=== AIM ===
Go through the material below and copy all lines with "title".

=== GIVEN INFORMATION ===
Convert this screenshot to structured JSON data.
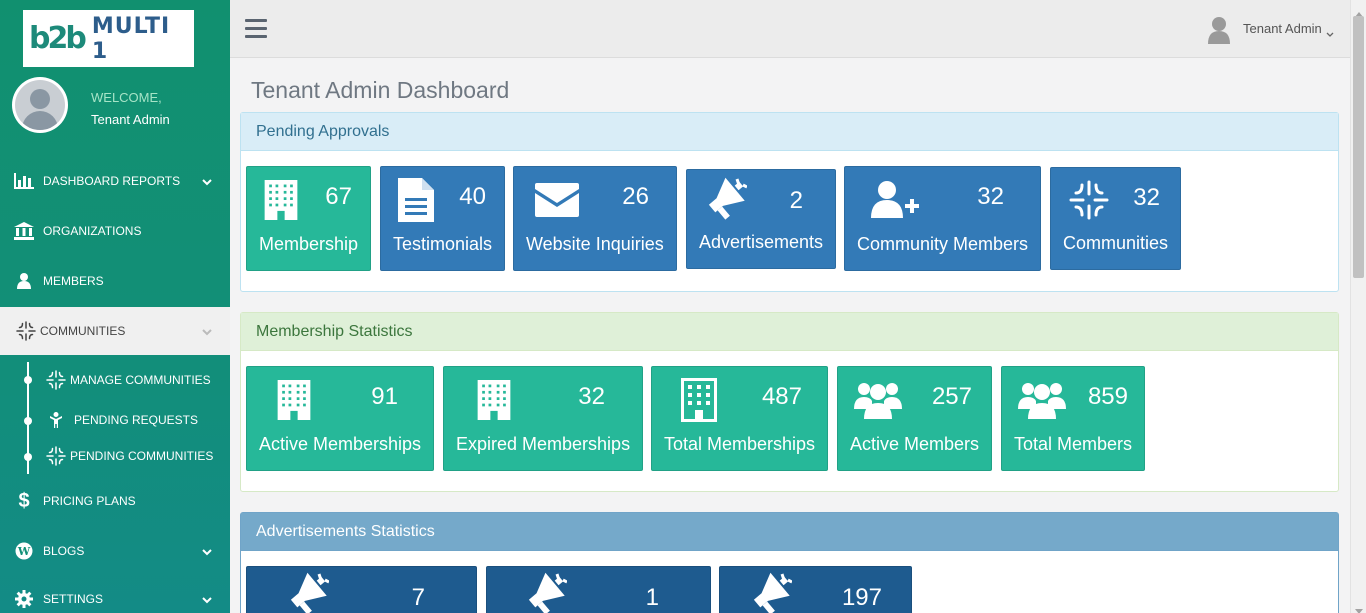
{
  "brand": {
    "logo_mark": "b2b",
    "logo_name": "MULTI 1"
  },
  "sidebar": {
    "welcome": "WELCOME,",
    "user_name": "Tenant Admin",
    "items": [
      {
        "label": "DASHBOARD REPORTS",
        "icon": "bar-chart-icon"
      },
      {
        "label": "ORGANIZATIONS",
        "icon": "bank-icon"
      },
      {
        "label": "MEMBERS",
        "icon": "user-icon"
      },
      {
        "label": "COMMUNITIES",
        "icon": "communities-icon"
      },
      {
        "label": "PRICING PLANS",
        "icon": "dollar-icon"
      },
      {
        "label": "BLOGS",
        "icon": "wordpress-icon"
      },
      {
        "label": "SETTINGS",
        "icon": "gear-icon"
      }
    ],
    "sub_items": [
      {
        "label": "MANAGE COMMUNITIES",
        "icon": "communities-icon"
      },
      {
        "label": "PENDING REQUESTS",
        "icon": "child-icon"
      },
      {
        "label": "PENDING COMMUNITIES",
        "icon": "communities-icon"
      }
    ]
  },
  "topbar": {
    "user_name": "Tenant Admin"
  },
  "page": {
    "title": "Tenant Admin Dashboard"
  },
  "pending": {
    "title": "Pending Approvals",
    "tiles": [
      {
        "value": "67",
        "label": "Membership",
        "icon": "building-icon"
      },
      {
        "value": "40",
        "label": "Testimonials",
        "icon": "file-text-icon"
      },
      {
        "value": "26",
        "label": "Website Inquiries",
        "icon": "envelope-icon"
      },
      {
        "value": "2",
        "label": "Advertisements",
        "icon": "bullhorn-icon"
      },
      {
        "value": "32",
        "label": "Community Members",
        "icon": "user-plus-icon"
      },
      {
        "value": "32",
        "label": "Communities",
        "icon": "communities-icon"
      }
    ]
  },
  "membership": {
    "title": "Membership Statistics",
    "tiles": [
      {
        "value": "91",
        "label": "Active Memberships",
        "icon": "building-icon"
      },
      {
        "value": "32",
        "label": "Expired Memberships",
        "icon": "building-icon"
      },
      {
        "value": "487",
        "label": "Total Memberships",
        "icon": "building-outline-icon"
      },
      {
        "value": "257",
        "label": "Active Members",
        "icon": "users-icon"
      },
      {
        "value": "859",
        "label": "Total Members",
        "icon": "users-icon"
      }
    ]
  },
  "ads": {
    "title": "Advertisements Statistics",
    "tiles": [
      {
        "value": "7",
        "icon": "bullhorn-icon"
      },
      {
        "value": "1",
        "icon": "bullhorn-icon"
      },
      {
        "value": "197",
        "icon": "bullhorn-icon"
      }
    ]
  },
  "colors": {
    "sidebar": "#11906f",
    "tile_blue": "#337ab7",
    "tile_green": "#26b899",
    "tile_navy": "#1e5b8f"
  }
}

---

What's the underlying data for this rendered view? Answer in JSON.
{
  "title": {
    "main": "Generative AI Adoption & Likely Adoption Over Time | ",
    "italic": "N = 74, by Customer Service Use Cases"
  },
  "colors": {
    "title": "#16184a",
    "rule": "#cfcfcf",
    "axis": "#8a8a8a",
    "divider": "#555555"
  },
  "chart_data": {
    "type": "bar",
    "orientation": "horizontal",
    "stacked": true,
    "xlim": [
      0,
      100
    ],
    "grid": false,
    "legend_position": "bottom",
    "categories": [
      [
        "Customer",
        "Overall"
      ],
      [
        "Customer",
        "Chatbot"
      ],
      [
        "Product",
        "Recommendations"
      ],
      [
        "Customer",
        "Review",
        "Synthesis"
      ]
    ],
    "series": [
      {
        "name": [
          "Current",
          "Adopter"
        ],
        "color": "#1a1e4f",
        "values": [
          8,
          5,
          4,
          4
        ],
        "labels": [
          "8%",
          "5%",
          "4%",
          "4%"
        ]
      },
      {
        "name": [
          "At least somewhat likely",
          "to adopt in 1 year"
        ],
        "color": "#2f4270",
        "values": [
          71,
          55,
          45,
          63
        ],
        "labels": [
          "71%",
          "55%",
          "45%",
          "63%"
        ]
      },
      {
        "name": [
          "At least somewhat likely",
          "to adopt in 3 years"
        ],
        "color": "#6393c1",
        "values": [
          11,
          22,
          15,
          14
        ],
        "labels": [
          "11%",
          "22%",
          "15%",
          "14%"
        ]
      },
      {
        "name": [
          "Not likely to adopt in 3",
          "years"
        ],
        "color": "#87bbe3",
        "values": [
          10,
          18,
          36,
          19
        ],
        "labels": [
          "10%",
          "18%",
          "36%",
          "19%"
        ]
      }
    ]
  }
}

=== CORRECT RESULT ===
    "title": "Tenant Admin Dashboard"
    "title": "Pending Approvals",
    "title": "Membership Statistics",
    "title": "Advertisements Statistics",
  "title": {
    "title": "#16184a",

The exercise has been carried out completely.